The request:
Locate each line below that includes "sexual" and reproduce it.

Data records:
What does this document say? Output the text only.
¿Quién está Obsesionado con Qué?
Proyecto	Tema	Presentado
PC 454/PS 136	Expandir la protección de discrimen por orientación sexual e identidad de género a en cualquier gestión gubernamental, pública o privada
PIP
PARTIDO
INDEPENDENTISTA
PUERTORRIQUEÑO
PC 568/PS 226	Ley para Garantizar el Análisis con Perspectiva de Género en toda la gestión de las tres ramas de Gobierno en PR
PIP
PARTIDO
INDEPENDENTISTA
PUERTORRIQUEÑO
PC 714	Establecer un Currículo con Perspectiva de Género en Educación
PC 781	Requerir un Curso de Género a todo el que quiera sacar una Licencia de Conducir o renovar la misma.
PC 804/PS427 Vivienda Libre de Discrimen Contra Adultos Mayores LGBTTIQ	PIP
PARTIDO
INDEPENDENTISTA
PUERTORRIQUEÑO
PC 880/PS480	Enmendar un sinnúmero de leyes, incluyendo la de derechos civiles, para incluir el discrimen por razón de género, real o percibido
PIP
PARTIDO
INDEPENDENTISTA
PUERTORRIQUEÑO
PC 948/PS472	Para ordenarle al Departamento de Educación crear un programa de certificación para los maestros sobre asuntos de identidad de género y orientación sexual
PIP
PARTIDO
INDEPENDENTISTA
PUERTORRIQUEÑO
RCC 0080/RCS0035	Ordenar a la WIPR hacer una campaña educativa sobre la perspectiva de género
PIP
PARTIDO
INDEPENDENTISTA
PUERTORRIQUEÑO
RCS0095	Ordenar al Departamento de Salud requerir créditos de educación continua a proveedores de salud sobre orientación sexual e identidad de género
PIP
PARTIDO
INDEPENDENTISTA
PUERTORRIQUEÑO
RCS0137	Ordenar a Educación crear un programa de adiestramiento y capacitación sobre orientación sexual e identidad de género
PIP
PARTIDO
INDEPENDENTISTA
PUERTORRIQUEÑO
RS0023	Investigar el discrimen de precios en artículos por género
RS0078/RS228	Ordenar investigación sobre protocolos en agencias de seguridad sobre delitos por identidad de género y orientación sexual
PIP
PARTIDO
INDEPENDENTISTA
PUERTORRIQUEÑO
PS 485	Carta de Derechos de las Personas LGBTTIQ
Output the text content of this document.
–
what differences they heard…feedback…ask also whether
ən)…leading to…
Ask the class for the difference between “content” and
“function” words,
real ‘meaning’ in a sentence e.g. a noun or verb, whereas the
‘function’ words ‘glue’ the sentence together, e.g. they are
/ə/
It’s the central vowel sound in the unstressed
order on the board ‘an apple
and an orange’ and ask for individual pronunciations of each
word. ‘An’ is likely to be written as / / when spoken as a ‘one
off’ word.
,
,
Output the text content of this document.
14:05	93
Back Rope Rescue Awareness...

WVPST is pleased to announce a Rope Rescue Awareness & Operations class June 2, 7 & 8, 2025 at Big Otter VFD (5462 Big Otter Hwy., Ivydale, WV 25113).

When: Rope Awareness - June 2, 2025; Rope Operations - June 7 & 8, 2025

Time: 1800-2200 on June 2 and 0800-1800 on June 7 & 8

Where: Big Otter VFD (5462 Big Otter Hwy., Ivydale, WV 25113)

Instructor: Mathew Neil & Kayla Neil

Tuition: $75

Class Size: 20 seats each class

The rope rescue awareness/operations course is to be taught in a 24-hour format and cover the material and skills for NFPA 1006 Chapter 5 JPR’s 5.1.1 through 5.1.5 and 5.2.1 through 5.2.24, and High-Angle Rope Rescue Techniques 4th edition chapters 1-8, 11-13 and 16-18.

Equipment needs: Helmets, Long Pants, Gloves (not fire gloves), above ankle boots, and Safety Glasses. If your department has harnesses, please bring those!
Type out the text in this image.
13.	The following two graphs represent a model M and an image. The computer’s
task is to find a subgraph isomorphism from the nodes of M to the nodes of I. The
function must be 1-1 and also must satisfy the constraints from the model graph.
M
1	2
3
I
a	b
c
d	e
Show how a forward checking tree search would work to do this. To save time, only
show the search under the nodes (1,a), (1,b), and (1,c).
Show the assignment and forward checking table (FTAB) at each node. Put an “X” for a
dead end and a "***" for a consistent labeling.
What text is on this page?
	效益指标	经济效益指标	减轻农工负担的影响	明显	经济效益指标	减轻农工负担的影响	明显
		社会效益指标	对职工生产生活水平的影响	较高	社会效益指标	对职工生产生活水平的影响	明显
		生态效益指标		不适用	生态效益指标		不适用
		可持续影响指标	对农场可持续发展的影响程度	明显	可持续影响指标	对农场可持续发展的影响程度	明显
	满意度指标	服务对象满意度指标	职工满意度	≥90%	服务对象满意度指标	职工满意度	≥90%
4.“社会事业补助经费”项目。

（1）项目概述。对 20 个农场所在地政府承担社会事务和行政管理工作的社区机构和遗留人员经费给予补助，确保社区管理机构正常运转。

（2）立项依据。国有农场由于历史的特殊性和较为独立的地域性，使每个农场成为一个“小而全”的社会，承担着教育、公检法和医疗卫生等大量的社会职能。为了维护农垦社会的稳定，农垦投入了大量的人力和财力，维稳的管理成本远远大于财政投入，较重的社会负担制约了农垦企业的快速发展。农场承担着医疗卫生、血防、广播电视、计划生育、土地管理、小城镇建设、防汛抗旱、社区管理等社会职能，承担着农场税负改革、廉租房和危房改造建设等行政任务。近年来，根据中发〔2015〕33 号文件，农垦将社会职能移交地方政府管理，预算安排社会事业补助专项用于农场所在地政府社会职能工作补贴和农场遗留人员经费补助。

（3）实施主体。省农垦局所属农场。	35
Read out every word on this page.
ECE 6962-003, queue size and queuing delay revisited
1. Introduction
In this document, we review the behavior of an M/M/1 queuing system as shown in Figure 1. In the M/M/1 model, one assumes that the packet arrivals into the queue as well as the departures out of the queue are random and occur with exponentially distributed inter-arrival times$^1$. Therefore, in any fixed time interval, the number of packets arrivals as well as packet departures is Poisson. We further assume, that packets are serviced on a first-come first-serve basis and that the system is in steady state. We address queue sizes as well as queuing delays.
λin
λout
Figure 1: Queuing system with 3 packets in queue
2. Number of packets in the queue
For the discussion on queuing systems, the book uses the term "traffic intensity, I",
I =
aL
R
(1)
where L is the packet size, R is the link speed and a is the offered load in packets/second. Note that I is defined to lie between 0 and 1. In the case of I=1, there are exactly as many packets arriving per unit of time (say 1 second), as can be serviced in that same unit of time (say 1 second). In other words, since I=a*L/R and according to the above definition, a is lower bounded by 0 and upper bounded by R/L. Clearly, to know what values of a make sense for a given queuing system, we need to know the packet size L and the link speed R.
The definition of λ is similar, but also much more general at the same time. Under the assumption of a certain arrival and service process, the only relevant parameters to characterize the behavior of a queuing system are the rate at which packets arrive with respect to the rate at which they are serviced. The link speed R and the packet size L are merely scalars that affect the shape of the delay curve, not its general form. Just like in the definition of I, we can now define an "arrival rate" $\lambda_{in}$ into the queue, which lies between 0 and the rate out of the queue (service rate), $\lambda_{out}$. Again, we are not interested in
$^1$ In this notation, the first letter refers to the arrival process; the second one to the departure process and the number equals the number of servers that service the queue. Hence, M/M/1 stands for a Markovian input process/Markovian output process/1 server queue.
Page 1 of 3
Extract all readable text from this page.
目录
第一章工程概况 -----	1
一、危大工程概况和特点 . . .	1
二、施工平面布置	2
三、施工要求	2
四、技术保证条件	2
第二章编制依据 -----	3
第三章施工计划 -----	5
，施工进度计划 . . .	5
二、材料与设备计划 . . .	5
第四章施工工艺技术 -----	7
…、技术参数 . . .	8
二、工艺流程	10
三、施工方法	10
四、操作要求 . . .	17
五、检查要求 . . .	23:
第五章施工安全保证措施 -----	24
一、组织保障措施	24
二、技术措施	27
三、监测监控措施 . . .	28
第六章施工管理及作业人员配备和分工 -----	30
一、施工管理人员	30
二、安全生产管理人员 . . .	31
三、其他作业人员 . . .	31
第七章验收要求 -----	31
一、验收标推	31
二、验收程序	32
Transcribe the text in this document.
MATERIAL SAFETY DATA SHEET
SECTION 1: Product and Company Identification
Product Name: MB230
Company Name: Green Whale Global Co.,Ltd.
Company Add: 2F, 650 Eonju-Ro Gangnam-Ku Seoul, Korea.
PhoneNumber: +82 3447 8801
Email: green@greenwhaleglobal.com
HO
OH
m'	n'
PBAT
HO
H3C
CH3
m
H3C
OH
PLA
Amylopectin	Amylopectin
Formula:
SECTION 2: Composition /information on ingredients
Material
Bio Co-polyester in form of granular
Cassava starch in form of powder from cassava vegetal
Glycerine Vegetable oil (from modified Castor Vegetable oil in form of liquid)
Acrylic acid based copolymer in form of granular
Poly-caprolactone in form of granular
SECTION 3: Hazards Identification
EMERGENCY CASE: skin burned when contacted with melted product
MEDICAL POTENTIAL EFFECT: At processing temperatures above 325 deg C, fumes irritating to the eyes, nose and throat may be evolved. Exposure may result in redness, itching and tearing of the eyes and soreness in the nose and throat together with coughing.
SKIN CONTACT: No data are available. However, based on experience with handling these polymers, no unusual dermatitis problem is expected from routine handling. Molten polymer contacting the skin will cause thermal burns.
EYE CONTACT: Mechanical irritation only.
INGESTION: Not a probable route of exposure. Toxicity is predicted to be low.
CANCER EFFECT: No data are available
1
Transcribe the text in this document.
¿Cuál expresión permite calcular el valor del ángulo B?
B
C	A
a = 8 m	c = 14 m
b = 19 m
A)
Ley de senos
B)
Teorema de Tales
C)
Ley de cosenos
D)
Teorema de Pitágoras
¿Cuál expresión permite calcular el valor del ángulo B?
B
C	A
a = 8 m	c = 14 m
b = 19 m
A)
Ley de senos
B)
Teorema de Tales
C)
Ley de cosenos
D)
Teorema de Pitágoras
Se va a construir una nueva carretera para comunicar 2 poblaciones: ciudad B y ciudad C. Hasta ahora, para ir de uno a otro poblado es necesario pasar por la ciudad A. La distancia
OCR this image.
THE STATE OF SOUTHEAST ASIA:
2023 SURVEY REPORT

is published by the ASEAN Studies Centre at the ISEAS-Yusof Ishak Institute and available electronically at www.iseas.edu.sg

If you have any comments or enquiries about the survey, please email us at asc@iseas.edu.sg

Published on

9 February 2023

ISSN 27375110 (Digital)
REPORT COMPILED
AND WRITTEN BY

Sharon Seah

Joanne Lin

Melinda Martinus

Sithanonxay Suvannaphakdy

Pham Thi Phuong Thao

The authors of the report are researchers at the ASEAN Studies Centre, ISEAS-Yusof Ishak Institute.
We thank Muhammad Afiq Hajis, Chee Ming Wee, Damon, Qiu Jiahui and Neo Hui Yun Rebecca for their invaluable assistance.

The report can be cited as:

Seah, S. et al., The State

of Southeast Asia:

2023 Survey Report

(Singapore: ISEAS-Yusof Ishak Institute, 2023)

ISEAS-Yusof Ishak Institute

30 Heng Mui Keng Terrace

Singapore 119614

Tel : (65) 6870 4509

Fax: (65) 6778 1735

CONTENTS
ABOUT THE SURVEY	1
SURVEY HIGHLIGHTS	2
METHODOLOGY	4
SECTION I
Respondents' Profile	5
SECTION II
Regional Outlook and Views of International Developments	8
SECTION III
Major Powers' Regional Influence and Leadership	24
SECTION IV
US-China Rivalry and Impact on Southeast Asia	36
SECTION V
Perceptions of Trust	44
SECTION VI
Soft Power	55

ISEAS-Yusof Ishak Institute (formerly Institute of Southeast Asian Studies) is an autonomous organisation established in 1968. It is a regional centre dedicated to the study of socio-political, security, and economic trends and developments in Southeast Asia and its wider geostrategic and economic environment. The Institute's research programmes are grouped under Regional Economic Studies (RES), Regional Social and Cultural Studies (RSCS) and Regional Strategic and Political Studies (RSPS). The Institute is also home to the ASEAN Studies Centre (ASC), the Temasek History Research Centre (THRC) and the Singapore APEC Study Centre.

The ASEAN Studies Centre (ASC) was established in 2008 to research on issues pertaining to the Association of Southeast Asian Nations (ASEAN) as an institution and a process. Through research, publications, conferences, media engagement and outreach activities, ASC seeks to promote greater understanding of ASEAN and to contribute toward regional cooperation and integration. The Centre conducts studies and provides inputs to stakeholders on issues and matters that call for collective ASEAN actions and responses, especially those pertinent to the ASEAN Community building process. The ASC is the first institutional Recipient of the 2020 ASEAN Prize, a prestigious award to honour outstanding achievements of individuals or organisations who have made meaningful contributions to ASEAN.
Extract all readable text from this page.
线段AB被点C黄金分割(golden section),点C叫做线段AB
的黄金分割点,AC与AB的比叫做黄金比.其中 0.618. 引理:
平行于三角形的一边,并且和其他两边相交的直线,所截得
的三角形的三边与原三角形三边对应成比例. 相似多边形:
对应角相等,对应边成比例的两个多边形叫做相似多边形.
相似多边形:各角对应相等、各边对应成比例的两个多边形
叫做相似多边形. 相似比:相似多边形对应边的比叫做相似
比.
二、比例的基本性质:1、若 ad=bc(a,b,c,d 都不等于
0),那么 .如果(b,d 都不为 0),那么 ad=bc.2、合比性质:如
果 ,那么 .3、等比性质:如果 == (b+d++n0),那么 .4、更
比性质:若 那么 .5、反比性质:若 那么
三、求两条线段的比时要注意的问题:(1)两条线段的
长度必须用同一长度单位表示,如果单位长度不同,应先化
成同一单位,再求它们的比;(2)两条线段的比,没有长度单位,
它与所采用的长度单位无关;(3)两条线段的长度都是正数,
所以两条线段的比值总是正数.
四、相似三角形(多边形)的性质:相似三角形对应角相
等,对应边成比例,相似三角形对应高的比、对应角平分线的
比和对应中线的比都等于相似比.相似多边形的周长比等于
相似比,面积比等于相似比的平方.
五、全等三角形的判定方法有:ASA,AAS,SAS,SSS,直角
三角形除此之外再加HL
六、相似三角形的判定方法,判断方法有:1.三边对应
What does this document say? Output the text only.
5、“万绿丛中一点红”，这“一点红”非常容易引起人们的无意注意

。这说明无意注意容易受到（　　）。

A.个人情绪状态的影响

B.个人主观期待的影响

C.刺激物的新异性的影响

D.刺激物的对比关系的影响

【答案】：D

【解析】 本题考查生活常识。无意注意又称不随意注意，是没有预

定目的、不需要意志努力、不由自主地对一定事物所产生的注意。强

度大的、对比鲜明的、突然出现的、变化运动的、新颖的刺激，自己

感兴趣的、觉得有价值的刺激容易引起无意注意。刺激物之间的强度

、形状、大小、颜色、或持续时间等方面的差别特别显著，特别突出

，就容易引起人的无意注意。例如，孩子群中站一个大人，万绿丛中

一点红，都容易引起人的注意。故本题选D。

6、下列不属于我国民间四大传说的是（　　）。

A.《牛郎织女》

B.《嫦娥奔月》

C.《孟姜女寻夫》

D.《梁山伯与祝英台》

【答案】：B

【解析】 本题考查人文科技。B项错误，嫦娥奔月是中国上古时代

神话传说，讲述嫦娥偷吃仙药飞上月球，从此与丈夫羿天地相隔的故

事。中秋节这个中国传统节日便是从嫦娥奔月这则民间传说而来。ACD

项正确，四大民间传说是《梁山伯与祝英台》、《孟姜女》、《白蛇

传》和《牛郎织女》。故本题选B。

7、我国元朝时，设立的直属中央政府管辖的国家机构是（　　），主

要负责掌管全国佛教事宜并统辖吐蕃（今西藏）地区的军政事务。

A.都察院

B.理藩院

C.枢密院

Finished answer:
PC 454/PS 136	Expandir la protección de discrimen por orientación sexual e identidad de género a en cualquier gestión gubernamental, pública o privada
PC 948/PS472	Para ordenarle al Departamento de Educación crear un programa de certificación para los maestros sobre asuntos de identidad de género y orientación sexual
RCS0095	Ordenar al Departamento de Salud requerir créditos de educación continua a proveedores de salud sobre orientación sexual e identidad de género
RCS0137	Ordenar a Educación crear un programa de adiestramiento y capacitación sobre orientación sexual e identidad de género
RS0078/RS228	Ordenar investigación sobre protocolos en agencias de seguridad sobre delitos por identidad de género y orientación sexual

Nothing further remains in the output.